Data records

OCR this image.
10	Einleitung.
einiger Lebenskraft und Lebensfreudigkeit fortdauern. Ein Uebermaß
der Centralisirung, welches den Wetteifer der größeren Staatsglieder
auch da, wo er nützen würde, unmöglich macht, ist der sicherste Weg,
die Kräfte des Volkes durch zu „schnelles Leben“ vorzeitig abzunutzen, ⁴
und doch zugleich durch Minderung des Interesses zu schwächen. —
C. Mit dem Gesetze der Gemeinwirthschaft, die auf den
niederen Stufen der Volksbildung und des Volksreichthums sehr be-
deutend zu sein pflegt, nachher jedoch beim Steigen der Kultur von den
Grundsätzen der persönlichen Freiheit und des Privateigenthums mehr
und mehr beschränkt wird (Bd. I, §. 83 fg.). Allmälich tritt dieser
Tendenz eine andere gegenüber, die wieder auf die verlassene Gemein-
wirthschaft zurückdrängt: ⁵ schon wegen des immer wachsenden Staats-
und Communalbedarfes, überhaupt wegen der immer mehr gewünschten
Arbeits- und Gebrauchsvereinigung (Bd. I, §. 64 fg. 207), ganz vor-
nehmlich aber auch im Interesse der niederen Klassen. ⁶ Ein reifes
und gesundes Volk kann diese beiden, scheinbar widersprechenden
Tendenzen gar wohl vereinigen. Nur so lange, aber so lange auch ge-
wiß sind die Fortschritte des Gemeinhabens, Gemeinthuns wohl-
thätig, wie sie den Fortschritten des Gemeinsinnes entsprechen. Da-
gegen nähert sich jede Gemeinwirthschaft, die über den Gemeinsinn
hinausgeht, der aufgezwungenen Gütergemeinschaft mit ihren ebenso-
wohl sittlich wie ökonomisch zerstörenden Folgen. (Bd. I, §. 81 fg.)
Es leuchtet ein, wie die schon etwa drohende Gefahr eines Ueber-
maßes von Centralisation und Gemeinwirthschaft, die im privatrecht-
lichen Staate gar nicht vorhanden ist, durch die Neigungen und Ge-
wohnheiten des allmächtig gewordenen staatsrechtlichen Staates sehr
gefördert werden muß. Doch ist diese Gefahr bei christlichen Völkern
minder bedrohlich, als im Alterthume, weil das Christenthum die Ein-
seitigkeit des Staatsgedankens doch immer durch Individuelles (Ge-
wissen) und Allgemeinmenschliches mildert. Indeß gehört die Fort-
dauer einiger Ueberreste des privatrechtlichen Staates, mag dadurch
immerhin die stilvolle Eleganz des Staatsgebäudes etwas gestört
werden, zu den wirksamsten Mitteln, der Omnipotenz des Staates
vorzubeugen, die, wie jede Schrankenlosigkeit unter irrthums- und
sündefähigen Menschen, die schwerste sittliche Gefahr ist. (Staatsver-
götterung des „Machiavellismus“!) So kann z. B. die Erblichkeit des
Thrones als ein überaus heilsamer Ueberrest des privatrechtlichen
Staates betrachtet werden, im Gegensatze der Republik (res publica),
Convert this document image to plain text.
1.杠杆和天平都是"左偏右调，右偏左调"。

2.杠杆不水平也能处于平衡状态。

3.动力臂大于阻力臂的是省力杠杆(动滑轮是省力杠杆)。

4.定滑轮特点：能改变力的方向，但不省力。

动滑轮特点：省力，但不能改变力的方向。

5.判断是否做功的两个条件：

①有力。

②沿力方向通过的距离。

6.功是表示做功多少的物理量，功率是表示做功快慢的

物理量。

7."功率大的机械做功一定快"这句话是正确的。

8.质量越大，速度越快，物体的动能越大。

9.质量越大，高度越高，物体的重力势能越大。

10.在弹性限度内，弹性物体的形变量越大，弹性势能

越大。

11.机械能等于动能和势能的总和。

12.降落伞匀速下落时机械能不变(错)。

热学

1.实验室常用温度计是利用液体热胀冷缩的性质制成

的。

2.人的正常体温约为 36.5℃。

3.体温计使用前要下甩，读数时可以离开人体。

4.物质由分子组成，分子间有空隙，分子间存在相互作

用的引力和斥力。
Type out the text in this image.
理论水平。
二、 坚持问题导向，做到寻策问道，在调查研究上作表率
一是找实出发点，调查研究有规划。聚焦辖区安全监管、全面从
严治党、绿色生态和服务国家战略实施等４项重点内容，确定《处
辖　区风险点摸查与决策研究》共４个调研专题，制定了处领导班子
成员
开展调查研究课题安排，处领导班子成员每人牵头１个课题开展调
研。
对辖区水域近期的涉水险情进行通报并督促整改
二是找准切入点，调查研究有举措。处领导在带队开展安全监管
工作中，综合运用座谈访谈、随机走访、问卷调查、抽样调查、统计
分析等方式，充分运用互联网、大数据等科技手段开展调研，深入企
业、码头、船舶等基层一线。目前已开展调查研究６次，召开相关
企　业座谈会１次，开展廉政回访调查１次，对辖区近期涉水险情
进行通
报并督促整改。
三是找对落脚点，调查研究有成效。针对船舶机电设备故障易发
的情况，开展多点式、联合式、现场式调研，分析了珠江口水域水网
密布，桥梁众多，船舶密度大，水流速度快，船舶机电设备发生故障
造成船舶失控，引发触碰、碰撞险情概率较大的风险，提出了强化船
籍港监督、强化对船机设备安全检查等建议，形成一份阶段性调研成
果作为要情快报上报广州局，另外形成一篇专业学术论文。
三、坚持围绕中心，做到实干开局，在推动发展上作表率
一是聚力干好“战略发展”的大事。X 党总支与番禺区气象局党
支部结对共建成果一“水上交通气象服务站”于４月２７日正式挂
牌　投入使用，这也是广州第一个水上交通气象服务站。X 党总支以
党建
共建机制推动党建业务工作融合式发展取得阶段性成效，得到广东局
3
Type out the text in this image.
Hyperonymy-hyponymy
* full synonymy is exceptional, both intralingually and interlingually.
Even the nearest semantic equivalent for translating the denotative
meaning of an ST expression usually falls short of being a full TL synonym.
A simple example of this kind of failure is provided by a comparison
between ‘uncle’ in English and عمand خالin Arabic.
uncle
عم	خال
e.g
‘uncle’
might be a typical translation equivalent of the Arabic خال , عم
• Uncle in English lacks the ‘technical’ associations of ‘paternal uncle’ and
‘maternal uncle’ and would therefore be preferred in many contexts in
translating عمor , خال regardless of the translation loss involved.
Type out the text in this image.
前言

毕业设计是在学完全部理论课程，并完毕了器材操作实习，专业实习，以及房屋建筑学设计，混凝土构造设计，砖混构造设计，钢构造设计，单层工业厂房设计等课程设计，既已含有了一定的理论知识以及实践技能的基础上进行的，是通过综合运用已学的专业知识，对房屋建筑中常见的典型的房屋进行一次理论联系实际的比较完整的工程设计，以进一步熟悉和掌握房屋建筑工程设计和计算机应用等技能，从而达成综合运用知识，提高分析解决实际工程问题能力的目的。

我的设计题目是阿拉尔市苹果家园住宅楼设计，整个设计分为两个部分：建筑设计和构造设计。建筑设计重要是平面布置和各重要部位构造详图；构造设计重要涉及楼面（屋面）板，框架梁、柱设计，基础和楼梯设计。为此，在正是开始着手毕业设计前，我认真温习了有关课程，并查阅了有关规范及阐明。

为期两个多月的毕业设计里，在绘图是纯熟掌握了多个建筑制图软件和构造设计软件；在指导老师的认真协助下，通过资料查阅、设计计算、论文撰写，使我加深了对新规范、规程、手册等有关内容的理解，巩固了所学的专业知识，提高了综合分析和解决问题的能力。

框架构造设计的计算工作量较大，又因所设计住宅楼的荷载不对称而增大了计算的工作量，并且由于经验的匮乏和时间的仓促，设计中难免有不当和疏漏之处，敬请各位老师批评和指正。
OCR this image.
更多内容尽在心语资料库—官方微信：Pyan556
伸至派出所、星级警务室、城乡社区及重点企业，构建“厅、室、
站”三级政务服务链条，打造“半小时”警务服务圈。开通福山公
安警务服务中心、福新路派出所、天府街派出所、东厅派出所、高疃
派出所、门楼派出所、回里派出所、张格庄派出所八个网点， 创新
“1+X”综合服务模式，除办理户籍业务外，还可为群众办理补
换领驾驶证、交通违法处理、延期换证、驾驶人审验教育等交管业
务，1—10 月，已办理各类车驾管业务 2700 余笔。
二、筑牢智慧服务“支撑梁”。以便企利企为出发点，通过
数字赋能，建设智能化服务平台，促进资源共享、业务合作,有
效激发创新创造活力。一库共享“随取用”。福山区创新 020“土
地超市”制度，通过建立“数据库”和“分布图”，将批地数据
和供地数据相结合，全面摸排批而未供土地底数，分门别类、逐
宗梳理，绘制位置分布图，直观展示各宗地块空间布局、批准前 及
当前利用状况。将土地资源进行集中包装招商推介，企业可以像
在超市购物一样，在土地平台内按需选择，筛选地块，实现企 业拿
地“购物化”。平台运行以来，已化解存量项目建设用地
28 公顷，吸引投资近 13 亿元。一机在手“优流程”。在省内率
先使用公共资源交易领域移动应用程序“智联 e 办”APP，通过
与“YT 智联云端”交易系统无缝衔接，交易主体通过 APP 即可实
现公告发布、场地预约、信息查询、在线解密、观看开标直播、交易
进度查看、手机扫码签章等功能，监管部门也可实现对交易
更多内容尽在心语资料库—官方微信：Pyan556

**Short exercise**
Take every line from the records above that has the word "uncle" and copy it.

**Response below**
between ‘uncle’ in English and عمand خالin Arabic.
uncle
‘uncle’
• Uncle in English lacks the ‘technical’ associations of ‘paternal uncle’ and
‘maternal uncle’ and would therefore be preferred in many contexts in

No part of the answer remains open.